** Text section **
Homesick

“I don’t know my way home.”

“That’s okay. . .  I don’t either.”

That is the dialogue in the closing scene of director Sam Peckinpah’s hyper-violent 1971 film Straw Dogs. The first line is delivered by Henri Niles, the mentally impaired character played by David Warner in the film. The reply comes from David Sumner, the highly intelligent (perhaps too intelligent) character played by Dustin Hoffman, a character who has just violently defended his rented house against armed intruders—a defense that has resulted in the death of a number of those intruders, as well as some other individuals. 

That closing dialogue takes place after all the violence—at least all the overt violence--has finally ended, and David is driving Henri back to the place where Henri lives. By what each says, neither knows his way home. However, Henri’s not knowing his way home is utterly different from David’s. 

Henri has what he experiences as a home, a place where he feels he belongs and to which he wants to return. It is just that because of his mental difficulties he doesn’t know how to direct David to drive there. 

On the other hand, David no longer knows just where, if anywhere, he has any such place of his own, a place where he feels he belongs and can live his own life. David is homeless in a deep and deeply disturbing sense that Henri’s very impairment protects him from ever having to experience. It is such utter lostness from all home that finds expression in David’s final words, especially as delivered with the enigmatic grin with which Dustin Hoffman delivers them.

 

2.

Do any of us know our way home today? 

Hardly.

Just where, if anywhere, do any of us today have a home at all any longer—any place where, as we honestly experience it, we truly belong? 

Why don’t we know our way home today? Whom in Peckinpah’s film do we most resemble in that regard? Henri or David? Are we of today not all, whether we have been brought to acknowledge it yet or not, just like David Sumner, who is forced by his own eruption into violence to acknowledge that he no longer knows his way home, at the end of that so graphically and disturbingly violent film? 

Even more crucially, isn’t the all too ever-present threat of our own eruptions into extremes of violence itself rooted in the very same radical homelessness to which David’s own eruption into such violence finally calls his attention?

In the scene at issue at the end of Peckinpah’s film, the underlying sense of David’s verbal acknowledgment of his own lack of knowing the way home any longer is something that only David himself can discern. It is an acknowledgment really directed solely to himself, not to Henri, the only other person in the car. Henri’s mental impairment assures that he will not understand what David is saying, and David knows that perfectly well. In what he is actually saying, David is talking to himself.

In so talking to himself, David is at last receiving a gift for which his whole life up till then has been preparing him. If he continues to be open to it, that gift will eventually bring him home again, but letting him truly know his home for the very first time. The gift to David, as it were, of his own outburst into violence is the shattering of his illusions about himself, and the revelation to him that he is indeed utterly homeless.

David’s violence shows him that he is homeless in a way that has nothing to do with having some “house” to defend against intruders, as—in an earlier scene in which the violence is just beginning to erupt into the open—David says is what he is going to do. David’s homelessness has nothing to do with the lack of adequate housing. Rather, it is rooted entirely in the deeply ingrained tendency to erupt into violence against anything or anyone who augurs to reveal precisely one’s very homelessness itself to one, a homelessness far more radical than any such lack of housing. 

 

3.

What is David’s problem, and by implication our own? Just why can’t David and the rest of us find our way home anymore? Henri’s inability to find his way home is due to his mental deficiency; but what about David—and all the rest of us by implication? What is the cause of David’s and all of our inability any longer to find the way home?

** Short problem a **
Copy the stretch of the Straw Dogs essay from "Why don’t we" through "calls his attention?" word for word.

** Data lines **
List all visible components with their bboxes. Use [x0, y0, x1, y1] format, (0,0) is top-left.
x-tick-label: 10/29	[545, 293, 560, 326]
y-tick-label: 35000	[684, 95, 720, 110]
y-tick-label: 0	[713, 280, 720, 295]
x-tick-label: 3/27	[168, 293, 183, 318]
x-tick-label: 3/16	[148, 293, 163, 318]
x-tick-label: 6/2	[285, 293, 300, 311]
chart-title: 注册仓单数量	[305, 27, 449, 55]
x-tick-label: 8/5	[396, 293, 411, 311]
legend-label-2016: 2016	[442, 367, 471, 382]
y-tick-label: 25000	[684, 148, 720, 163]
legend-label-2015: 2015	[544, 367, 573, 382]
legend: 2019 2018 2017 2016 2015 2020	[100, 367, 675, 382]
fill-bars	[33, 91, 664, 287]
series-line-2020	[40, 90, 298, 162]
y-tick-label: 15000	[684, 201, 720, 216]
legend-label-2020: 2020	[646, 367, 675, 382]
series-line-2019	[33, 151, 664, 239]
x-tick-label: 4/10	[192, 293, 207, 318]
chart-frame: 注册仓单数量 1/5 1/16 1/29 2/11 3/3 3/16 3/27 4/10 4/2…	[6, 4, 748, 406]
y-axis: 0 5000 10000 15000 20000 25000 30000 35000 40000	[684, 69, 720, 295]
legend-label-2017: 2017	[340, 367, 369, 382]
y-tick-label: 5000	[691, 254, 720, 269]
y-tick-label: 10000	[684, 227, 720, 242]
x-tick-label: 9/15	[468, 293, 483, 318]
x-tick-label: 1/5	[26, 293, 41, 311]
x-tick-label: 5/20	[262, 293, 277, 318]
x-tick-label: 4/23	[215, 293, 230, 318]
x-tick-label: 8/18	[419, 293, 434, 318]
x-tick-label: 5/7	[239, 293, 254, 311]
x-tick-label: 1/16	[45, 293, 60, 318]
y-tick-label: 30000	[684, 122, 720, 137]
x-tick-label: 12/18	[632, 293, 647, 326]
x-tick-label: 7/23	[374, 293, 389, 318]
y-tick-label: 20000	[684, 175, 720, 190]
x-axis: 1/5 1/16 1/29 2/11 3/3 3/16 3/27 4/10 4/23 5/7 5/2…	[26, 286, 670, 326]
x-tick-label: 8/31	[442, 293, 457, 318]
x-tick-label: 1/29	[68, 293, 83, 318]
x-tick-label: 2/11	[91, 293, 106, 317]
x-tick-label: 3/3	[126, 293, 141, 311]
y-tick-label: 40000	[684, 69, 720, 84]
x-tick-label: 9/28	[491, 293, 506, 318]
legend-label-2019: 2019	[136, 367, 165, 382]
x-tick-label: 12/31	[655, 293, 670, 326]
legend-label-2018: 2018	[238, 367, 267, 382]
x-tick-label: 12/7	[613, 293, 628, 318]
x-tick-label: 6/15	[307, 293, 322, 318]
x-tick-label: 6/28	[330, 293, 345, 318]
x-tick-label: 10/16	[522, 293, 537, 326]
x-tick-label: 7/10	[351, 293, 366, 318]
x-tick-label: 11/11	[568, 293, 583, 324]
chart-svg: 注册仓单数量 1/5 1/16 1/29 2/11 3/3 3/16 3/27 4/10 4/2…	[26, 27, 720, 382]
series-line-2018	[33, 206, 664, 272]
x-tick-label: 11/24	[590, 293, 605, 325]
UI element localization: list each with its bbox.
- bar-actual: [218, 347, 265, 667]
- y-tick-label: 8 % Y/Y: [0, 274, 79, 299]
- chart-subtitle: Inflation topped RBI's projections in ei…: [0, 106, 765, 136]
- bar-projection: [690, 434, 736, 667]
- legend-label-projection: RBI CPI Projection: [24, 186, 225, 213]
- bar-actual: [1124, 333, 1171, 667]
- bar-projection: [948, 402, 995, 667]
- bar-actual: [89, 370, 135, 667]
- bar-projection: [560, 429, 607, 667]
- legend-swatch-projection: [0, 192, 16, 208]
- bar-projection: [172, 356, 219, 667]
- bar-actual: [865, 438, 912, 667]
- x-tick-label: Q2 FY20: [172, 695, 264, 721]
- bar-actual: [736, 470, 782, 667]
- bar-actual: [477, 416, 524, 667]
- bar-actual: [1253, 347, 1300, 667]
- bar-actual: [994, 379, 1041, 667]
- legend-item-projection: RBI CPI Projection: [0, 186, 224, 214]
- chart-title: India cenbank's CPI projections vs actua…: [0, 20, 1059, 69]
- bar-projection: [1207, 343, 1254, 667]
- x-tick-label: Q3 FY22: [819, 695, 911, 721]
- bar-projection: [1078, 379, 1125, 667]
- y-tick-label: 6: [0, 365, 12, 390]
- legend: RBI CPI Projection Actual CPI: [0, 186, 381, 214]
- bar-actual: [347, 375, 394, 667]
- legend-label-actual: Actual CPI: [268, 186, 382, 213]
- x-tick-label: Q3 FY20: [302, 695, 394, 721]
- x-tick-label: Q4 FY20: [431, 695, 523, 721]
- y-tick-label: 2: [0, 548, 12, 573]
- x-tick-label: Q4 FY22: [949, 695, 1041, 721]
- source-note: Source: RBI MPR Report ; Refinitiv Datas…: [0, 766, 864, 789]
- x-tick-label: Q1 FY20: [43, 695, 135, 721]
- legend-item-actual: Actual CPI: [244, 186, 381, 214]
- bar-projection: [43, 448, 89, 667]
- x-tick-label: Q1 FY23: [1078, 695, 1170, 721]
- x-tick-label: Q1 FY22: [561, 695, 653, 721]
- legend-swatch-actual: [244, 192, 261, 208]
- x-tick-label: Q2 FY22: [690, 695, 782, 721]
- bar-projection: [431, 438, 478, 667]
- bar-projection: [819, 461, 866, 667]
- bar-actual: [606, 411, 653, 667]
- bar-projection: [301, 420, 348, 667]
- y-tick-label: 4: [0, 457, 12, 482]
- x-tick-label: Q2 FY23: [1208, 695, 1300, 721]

** Short problem b **
Quote the entries exactly, from the first entry through the line containing "293, 389, 318]".

** Task output a **
Why don’t we know our way home today? Whom in Peckinpah’s film do we most resemble in that regard? Henri or David? Are we of today not all, whether we have been brought to acknowledge it yet or not, just like David Sumner, who is forced by his own eruption into violence to acknowledge that he no longer knows his way home, at the end of that so graphically and disturbingly violent film? 

Even more crucially, isn’t the all too ever-present threat of our own eruptions into extremes of violence itself rooted in the very same radical homelessness to which David’s own eruption into such violence finally calls his attention?

** Task output b **
List all visible components with their bboxes. Use [x0, y0, x1, y1] format, (0,0) is top-left.
x-tick-label: 10/29	[545, 293, 560, 326]
y-tick-label: 35000	[684, 95, 720, 110]
y-tick-label: 0	[713, 280, 720, 295]
x-tick-label: 3/27	[168, 293, 183, 318]
x-tick-label: 3/16	[148, 293, 163, 318]
x-tick-label: 6/2	[285, 293, 300, 311]
chart-title: 注册仓单数量	[305, 27, 449, 55]
x-tick-label: 8/5	[396, 293, 411, 311]
legend-label-2016: 2016	[442, 367, 471, 382]
y-tick-label: 25000	[684, 148, 720, 163]
legend-label-2015: 2015	[544, 367, 573, 382]
legend: 2019 2018 2017 2016 2015 2020	[100, 367, 675, 382]
fill-bars	[33, 91, 664, 287]
series-line-2020	[40, 90, 298, 162]
y-tick-label: 15000	[684, 201, 720, 216]
legend-label-2020: 2020	[646, 367, 675, 382]
series-line-2019	[33, 151, 664, 239]
x-tick-label: 4/10	[192, 293, 207, 318]
chart-frame: 注册仓单数量 1/5 1/16 1/29 2/11 3/3 3/16 3/27 4/10 4/2…	[6, 4, 748, 406]
y-axis: 0 5000 10000 15000 20000 25000 30000 35000 40000	[684, 69, 720, 295]
legend-label-2017: 2017	[340, 367, 369, 382]
y-tick-label: 5000	[691, 254, 720, 269]
y-tick-label: 10000	[684, 227, 720, 242]
x-tick-label: 9/15	[468, 293, 483, 318]
x-tick-label: 1/5	[26, 293, 41, 311]
x-tick-label: 5/20	[262, 293, 277, 318]
x-tick-label: 4/23	[215, 293, 230, 318]
x-tick-label: 8/18	[419, 293, 434, 318]
x-tick-label: 5/7	[239, 293, 254, 311]
x-tick-label: 1/16	[45, 293, 60, 318]
y-tick-label: 30000	[684, 122, 720, 137]
x-tick-label: 12/18	[632, 293, 647, 326]
x-tick-label: 7/23	[374, 293, 389, 318]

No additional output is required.